··· Excerpted records

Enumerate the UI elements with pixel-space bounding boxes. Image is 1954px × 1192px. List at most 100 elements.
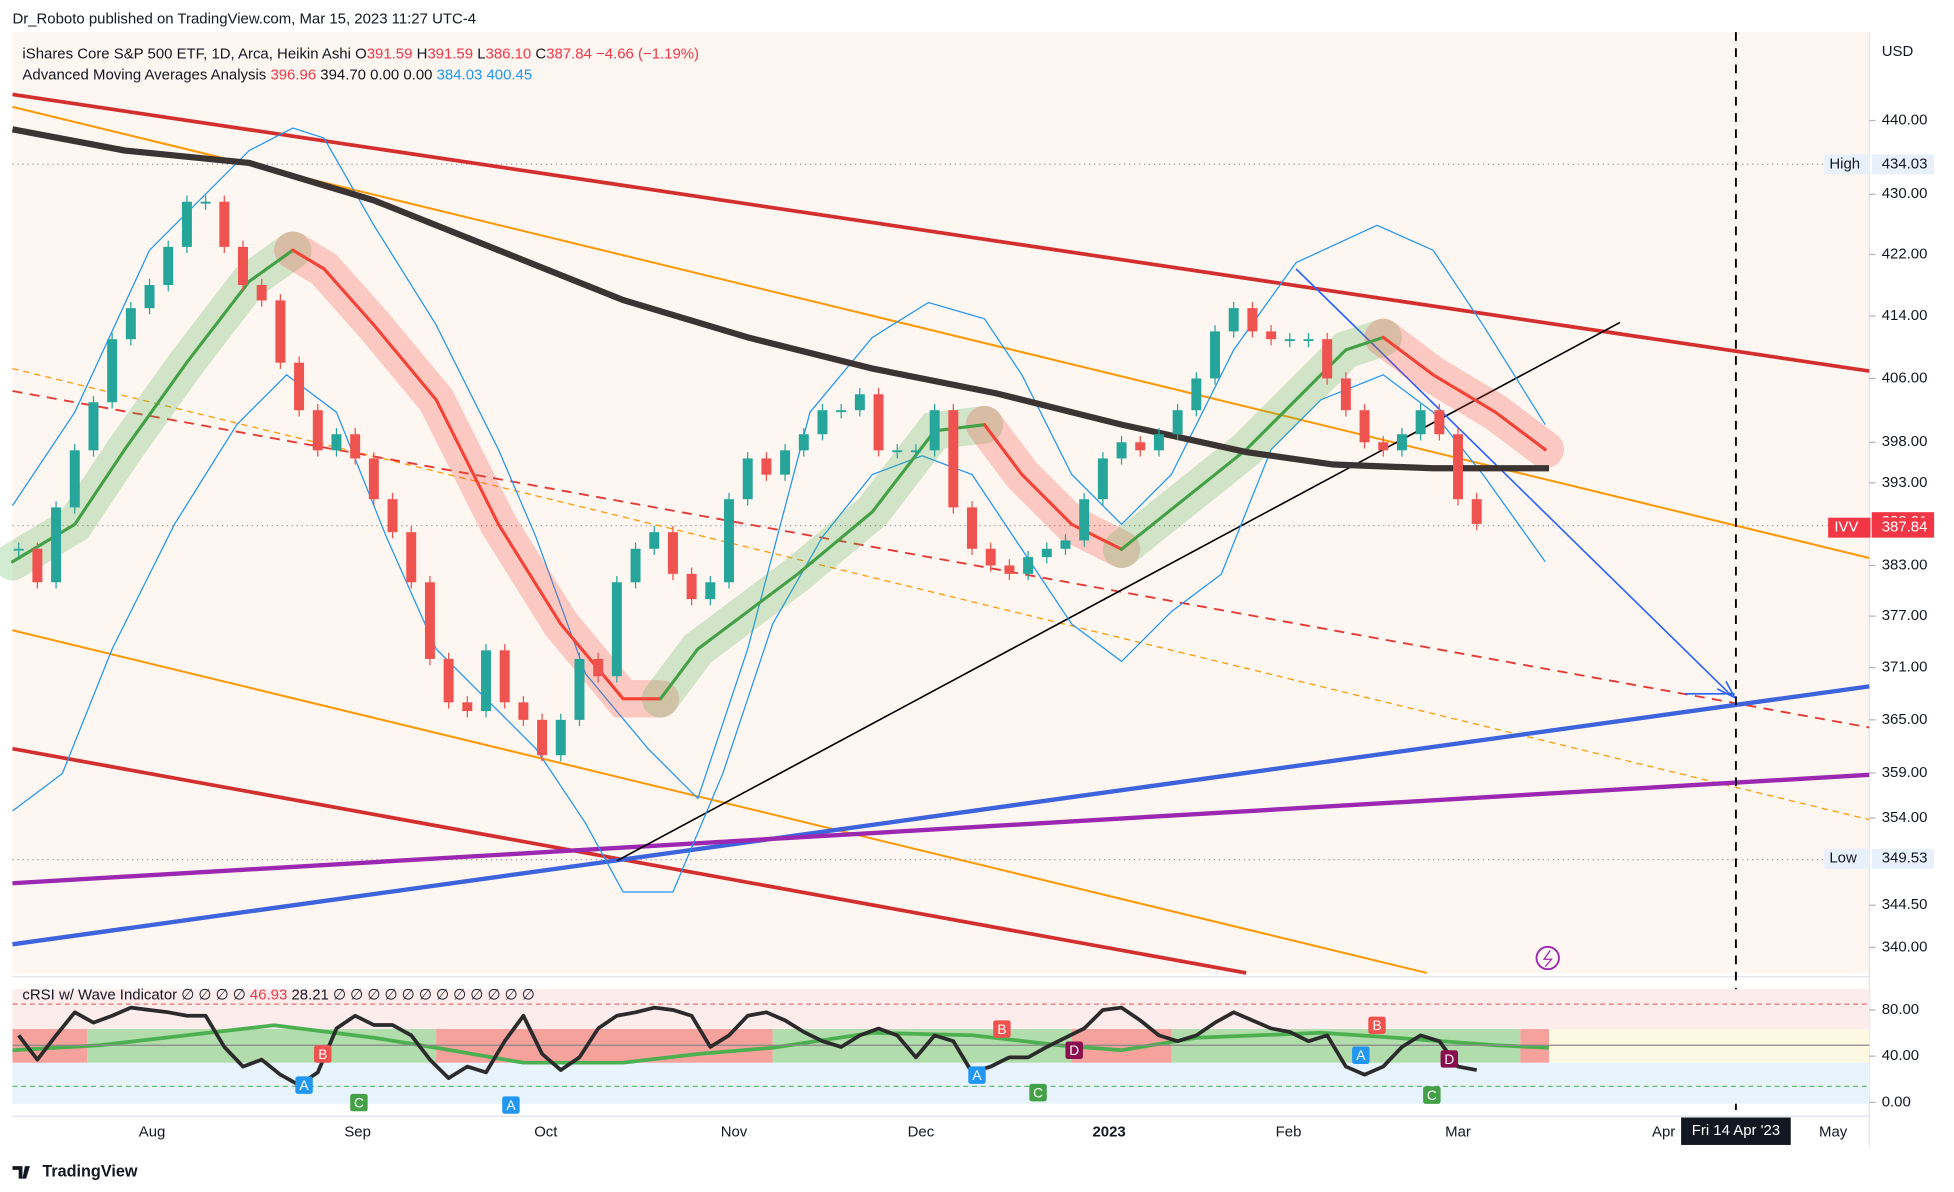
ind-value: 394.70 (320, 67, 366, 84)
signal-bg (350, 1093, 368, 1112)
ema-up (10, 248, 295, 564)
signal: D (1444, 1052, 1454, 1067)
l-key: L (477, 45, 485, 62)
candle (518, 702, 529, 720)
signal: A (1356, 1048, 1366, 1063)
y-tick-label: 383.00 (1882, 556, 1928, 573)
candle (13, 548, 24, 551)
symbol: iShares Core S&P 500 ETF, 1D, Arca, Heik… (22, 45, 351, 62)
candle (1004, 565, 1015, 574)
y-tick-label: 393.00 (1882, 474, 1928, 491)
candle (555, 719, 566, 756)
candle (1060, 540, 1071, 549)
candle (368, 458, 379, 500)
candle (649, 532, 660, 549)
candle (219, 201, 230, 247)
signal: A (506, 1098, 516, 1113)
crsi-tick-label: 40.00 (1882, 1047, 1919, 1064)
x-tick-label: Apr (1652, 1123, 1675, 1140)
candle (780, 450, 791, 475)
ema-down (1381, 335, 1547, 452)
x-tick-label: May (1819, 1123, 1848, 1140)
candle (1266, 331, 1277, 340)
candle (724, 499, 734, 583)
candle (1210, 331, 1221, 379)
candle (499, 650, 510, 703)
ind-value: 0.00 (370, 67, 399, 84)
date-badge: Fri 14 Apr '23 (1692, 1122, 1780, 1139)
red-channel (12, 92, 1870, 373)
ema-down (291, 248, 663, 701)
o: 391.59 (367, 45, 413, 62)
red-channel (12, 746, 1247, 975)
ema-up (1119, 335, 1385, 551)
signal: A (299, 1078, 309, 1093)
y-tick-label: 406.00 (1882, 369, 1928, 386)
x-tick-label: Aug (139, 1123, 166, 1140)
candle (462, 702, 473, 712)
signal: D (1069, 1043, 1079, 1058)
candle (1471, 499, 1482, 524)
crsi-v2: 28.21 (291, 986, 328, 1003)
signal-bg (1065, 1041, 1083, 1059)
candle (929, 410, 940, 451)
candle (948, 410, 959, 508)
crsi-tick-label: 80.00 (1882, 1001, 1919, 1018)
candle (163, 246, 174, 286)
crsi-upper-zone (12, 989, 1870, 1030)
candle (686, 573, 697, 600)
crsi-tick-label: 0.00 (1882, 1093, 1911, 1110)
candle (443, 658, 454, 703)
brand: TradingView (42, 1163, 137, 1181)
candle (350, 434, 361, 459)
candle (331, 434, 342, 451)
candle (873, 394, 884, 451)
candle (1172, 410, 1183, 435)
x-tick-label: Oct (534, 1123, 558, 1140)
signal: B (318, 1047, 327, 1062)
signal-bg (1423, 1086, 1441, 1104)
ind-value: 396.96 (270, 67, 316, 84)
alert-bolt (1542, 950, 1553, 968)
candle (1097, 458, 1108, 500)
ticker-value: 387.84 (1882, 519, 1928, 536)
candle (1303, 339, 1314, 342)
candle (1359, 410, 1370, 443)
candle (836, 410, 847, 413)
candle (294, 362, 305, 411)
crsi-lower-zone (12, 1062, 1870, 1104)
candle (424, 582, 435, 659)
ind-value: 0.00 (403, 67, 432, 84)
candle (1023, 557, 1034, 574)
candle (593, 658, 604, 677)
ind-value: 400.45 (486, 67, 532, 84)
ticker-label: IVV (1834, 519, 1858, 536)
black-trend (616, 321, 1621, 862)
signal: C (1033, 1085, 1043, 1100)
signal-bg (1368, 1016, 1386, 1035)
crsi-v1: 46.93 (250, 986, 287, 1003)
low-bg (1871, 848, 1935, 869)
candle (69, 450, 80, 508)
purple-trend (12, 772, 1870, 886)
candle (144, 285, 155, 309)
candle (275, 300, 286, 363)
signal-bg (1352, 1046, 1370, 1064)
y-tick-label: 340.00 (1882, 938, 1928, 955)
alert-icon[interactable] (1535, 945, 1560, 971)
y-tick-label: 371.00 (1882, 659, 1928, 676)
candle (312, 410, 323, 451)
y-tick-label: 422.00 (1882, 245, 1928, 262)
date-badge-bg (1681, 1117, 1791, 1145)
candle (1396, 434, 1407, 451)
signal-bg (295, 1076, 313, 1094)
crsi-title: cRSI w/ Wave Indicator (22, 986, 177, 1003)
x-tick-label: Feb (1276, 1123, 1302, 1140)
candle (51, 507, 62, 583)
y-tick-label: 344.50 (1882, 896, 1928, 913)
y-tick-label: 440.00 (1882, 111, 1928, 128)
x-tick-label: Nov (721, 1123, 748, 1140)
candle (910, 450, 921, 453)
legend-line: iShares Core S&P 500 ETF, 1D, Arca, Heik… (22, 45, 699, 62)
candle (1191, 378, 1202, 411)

······

_Given problem:_ Recast every line of the listing above as a numbered list, skipping any blank lines and leaving the pictures out of your answer.

_Result of the exercise:_
1. Enumerate the UI elements with pixel-space bounding boxes. Image is 1954px × 1192px. List at most 100 elements.
2. ind-value: 394.70 (320, 67, 366, 84)
3. signal-bg (350, 1093, 368, 1112)
4. ema-up (10, 248, 295, 564)
5. signal: D (1444, 1052, 1454, 1067)
6. l-key: L (477, 45, 485, 62)
7. candle (518, 702, 529, 720)
8. signal: A (1356, 1048, 1366, 1063)
9. y-tick-label: 383.00 (1882, 556, 1928, 573)
10. candle (13, 548, 24, 551)
11. symbol: iShares Core S&P 500 ETF, 1D, Arca, Heik… (22, 45, 351, 62)
12. candle (1004, 565, 1015, 574)
13. y-tick-label: 393.00 (1882, 474, 1928, 491)
14. candle (555, 719, 566, 756)
15. candle (1060, 540, 1071, 549)
16. candle (368, 458, 379, 500)
17. candle (649, 532, 660, 549)
18. candle (219, 201, 230, 247)
19. signal: A (506, 1098, 516, 1113)
20. crsi-tick-label: 40.00 (1882, 1047, 1919, 1064)
21. x-tick-label: Apr (1652, 1123, 1675, 1140)
22. candle (780, 450, 791, 475)
23. ema-down (1381, 335, 1547, 452)
24. x-tick-label: May (1819, 1123, 1848, 1140)
25. candle (1266, 331, 1277, 340)
26. candle (724, 499, 734, 583)
27. candle (1210, 331, 1221, 379)
28. candle (499, 650, 510, 703)
29. ind-value: 0.00 (370, 67, 399, 84)
30. date-badge: Fri 14 Apr '23 (1692, 1122, 1780, 1139)
31. red-channel (12, 92, 1870, 373)
32. ema-down (291, 248, 663, 701)
33. o: 391.59 (367, 45, 413, 62)
34. red-channel (12, 746, 1247, 975)
35. ema-up (1119, 335, 1385, 551)
36. signal: A (299, 1078, 309, 1093)
37. y-tick-label: 406.00 (1882, 369, 1928, 386)
38. x-tick-label: Aug (139, 1123, 166, 1140)
39. candle (462, 702, 473, 712)
40. signal: D (1069, 1043, 1079, 1058)
41. candle (1471, 499, 1482, 524)
42. crsi-v2: 28.21 (291, 986, 328, 1003)
43. signal-bg (1065, 1041, 1083, 1059)
44. candle (929, 410, 940, 451)
45. candle (948, 410, 959, 508)
46. crsi-tick-label: 80.00 (1882, 1001, 1919, 1018)
47. candle (163, 246, 174, 286)
48. crsi-upper-zone (12, 989, 1870, 1030)
49. candle (686, 573, 697, 600)
50. crsi-tick-label: 0.00 (1882, 1093, 1911, 1110)
51. candle (443, 658, 454, 703)
52. brand: TradingView (42, 1163, 137, 1181)
53. candle (350, 434, 361, 459)
54. candle (331, 434, 342, 451)
55. candle (873, 394, 884, 451)
56. candle (1172, 410, 1183, 435)
57. x-tick-label: Oct (534, 1123, 558, 1140)
58. signal: B (318, 1047, 327, 1062)
59. signal-bg (1423, 1086, 1441, 1104)
60. ind-value: 396.96 (270, 67, 316, 84)
61. alert-bolt (1542, 950, 1553, 968)
62. candle (1097, 458, 1108, 500)
63. ticker-value: 387.84 (1882, 519, 1928, 536)
64. candle (1303, 339, 1314, 342)
65. candle (1359, 410, 1370, 443)
66. candle (836, 410, 847, 413)
67. candle (294, 362, 305, 411)
68. crsi-lower-zone (12, 1062, 1870, 1104)
69. candle (424, 582, 435, 659)
70. ind-value: 0.00 (403, 67, 432, 84)
71. candle (1023, 557, 1034, 574)
72. candle (593, 658, 604, 677)
73. ind-value: 400.45 (486, 67, 532, 84)
74. ticker-label: IVV (1834, 519, 1858, 536)
75. black-trend (616, 321, 1621, 862)
76. signal: C (1033, 1085, 1043, 1100)
77. signal-bg (1368, 1016, 1386, 1035)
78. crsi-v1: 46.93 (250, 986, 287, 1003)
79. low-bg (1871, 848, 1935, 869)
80. candle (69, 450, 80, 508)
81. purple-trend (12, 772, 1870, 886)
82. candle (144, 285, 155, 309)
83. candle (275, 300, 286, 363)
84. signal-bg (1352, 1046, 1370, 1064)
85. y-tick-label: 340.00 (1882, 938, 1928, 955)
86. alert-icon[interactable] (1535, 945, 1560, 971)
87. y-tick-label: 371.00 (1882, 659, 1928, 676)
88. candle (312, 410, 323, 451)
89. y-tick-label: 422.00 (1882, 245, 1928, 262)
90. date-badge-bg (1681, 1117, 1791, 1145)
91. candle (1396, 434, 1407, 451)
92. signal-bg (295, 1076, 313, 1094)
93. crsi-title: cRSI w/ Wave Indicator (22, 986, 177, 1003)
94. x-tick-label: Feb (1276, 1123, 1302, 1140)
95. candle (51, 507, 62, 583)
96. y-tick-label: 344.50 (1882, 896, 1928, 913)
97. y-tick-label: 440.00 (1882, 111, 1928, 128)
98. x-tick-label: Nov (721, 1123, 748, 1140)
99. candle (910, 450, 921, 453)
100. legend-line: iShares Core S&P 500 ETF, 1D, Arca, Heik… (22, 45, 699, 62)
101. candle (1191, 378, 1202, 411)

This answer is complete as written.